_Exercise aim_. Repeat each entry in full, exactly.

_Records provided_.
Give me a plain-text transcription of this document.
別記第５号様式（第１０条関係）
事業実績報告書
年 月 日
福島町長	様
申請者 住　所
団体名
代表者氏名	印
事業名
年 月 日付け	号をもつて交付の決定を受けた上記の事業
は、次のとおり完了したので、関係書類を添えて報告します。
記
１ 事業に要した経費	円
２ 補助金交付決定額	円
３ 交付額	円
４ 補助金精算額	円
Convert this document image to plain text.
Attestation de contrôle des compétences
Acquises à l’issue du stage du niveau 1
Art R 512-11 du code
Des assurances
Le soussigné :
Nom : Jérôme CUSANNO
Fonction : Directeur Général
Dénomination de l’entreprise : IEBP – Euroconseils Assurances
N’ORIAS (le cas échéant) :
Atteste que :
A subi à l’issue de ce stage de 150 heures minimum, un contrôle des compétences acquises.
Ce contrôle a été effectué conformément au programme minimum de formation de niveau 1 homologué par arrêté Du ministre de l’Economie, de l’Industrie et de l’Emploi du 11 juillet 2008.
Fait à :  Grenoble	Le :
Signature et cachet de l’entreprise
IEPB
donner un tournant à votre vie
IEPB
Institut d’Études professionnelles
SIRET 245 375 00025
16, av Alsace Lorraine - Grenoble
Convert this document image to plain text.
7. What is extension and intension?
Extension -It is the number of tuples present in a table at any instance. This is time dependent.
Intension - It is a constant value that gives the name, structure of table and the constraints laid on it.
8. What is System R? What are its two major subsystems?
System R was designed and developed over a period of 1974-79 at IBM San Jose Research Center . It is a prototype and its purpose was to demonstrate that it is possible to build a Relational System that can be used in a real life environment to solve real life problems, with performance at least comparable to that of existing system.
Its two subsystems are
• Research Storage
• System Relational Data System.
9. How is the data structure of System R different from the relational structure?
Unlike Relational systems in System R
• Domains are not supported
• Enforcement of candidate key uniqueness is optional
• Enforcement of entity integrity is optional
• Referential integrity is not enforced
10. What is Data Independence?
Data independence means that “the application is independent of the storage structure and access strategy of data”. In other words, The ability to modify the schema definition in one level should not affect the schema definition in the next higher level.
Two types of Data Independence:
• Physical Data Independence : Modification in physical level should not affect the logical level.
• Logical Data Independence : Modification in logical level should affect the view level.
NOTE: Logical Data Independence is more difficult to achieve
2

_Task answer_.
Give me a plain-text transcription of this document.
別記第５号様式（第１０条関係）
事業実績報告書
年 月 日
福島町長	様
申請者 住　所
団体名
代表者氏名	印
事業名
年 月 日付け	号をもつて交付の決定を受けた上記の事業
は、次のとおり完了したので、関係書類を添えて報告します。
記
１ 事業に要した経費	円
２ 補助金交付決定額	円
３ 交付額	円
４ 補助金精算額	円
Convert this document image to plain text.
Attestation de contrôle des compétences
Acquises à l’issue du stage du niveau 1
Art R 512-11 du code
Des assurances
Le soussigné :
Nom : Jérôme CUSANNO
Fonction : Directeur Général
Dénomination de l’entreprise : IEBP – Euroconseils Assurances
N’ORIAS (le cas échéant) :
Atteste que :
A subi à l’issue de ce stage de 150 heures minimum, un contrôle des compétences acquises.
Ce contrôle a été effectué conformément au programme minimum de formation de niveau 1 homologué par arrêté Du ministre de l’Economie, de l’Industrie et de l’Emploi du 11 juillet 2008.
Fait à :  Grenoble	Le :
Signature et cachet de l’entreprise
IEPB
donner un tournant à votre vie
IEPB
Institut d’Études professionnelles
SIRET 245 375 00025
16, av Alsace Lorraine - Grenoble
Convert this document image to plain text.
7. What is extension and intension?
Extension -It is the number of tuples present in a table at any instance. This is time dependent.
Intension - It is a constant value that gives the name, structure of table and the constraints laid on it.
8. What is System R? What are its two major subsystems?
System R was designed and developed over a period of 1974-79 at IBM San Jose Research Center . It is a prototype and its purpose was to demonstrate that it is possible to build a Relational System that can be used in a real life environment to solve real life problems, with performance at least comparable to that of existing system.
Its two subsystems are
• Research Storage
• System Relational Data System.
9. How is the data structure of System R different from the relational structure?
Unlike Relational systems in System R
• Domains are not supported
• Enforcement of candidate key uniqueness is optional
• Enforcement of entity integrity is optional
• Referential integrity is not enforced
10. What is Data Independence?
Data independence means that “the application is independent of the storage structure and access strategy of data”. In other words, The ability to modify the schema definition in one level should not affect the schema definition in the next higher level.
Two types of Data Independence:
• Physical Data Independence : Modification in physical level should not affect the logical level.
• Logical Data Independence : Modification in logical level should affect the view level.
NOTE: Logical Data Independence is more difficult to achieve
2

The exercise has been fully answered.